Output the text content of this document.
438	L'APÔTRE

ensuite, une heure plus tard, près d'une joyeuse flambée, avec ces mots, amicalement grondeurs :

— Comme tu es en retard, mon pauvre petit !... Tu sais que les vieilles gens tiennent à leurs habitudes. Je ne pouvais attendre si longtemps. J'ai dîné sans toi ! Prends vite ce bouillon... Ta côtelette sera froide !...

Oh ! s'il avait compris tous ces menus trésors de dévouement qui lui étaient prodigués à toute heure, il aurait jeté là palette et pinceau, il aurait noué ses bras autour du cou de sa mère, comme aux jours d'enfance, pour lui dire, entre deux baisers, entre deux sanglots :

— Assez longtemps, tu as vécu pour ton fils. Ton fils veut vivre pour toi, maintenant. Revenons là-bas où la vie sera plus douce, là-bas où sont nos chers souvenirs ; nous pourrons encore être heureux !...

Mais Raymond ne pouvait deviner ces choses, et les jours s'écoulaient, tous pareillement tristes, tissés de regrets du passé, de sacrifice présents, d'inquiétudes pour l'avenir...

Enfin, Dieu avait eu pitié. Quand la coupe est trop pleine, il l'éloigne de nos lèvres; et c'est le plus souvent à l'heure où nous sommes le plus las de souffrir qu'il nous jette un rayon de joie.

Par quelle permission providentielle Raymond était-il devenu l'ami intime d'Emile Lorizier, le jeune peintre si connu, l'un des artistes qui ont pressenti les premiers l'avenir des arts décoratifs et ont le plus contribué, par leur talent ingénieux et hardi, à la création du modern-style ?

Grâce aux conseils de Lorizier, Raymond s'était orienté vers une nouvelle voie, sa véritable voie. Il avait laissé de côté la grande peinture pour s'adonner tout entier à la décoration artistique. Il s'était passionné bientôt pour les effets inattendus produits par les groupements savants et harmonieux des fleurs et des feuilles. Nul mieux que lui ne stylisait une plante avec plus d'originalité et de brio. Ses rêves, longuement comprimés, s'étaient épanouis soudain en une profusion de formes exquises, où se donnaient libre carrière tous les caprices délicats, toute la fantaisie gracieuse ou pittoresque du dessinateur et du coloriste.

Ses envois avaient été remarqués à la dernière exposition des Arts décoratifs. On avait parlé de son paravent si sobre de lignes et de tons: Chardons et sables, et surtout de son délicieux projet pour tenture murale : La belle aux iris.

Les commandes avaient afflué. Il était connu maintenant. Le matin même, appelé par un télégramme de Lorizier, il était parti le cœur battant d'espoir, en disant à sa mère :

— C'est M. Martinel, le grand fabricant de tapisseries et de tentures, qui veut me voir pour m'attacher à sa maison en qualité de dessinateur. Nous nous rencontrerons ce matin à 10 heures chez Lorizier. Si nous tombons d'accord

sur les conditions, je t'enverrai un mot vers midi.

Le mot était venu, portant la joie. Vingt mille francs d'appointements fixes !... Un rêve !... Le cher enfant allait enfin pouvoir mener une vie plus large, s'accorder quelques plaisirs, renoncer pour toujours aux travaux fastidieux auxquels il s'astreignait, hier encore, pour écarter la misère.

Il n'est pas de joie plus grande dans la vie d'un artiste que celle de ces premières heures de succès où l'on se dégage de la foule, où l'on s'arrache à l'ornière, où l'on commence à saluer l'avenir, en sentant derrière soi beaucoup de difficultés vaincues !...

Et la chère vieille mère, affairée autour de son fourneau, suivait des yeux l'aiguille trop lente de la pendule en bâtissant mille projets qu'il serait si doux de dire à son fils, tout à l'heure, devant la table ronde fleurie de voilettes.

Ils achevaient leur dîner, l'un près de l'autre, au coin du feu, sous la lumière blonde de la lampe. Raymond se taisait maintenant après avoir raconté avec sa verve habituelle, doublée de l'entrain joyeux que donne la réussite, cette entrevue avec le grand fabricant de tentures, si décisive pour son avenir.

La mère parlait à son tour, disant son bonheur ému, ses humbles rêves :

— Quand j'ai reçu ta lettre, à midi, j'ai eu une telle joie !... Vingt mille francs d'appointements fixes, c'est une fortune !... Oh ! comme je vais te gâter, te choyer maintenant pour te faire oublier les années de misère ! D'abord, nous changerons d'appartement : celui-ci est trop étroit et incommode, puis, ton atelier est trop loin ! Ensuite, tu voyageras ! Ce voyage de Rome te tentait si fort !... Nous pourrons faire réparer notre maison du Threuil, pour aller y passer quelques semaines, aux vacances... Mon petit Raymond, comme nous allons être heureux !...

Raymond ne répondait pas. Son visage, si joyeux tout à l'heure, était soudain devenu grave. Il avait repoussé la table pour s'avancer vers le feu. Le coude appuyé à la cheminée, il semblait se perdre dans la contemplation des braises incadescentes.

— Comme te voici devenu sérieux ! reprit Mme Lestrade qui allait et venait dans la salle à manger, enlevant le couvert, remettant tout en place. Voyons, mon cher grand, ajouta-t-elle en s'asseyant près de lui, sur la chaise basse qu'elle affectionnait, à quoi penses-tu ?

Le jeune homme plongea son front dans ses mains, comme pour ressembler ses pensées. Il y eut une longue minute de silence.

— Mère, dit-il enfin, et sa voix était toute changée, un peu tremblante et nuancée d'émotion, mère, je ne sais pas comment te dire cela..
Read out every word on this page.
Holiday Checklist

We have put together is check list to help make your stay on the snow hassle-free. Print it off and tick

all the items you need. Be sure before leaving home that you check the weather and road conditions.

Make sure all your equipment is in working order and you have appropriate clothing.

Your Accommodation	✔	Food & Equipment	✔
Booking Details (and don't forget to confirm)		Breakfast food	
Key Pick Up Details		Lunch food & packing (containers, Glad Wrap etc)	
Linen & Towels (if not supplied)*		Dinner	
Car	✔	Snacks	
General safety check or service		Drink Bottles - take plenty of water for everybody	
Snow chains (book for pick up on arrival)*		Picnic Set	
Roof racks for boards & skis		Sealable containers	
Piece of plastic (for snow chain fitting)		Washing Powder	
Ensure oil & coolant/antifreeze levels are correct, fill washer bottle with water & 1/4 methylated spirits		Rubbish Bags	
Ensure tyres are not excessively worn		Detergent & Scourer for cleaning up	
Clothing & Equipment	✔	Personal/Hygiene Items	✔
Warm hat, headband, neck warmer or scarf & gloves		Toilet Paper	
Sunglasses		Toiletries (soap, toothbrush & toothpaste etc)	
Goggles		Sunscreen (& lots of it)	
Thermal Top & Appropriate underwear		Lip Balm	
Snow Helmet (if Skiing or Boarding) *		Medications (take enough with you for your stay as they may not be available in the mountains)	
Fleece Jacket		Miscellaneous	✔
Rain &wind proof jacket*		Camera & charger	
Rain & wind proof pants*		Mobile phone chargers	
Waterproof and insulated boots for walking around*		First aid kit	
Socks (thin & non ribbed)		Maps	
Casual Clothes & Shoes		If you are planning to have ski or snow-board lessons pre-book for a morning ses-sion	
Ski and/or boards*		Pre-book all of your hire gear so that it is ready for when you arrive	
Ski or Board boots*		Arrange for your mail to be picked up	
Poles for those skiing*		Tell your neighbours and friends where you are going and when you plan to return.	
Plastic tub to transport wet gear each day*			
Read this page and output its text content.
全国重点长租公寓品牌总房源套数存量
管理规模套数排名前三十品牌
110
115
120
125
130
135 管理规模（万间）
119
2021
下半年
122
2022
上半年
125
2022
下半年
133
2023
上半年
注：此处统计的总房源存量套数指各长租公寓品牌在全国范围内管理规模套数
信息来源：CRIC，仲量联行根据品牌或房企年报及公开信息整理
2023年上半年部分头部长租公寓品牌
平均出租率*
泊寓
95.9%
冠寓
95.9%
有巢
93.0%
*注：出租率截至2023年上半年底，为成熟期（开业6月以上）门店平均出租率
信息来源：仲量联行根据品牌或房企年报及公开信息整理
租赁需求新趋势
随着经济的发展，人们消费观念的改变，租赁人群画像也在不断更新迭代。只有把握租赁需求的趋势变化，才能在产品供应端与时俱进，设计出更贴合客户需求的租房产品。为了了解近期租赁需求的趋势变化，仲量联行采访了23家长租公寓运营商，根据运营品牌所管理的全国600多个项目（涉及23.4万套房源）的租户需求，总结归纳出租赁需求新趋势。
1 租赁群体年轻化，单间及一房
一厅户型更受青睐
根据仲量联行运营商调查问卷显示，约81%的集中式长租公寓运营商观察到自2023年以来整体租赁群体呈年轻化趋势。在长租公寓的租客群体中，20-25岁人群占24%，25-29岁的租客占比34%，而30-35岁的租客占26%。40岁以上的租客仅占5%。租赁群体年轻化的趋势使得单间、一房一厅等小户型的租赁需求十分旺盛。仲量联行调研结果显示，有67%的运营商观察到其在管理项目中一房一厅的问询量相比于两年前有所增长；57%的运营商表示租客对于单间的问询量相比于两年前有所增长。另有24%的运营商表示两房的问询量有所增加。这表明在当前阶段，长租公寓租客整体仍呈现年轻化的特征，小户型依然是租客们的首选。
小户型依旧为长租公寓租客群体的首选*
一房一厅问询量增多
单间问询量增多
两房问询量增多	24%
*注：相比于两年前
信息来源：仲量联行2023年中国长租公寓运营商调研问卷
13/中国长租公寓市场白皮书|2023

◆ ◆ ◆ ◆

Task directions:
Report the number of lines in the listing above that include the word "matin", and nothing else.

Solution to the problem:
2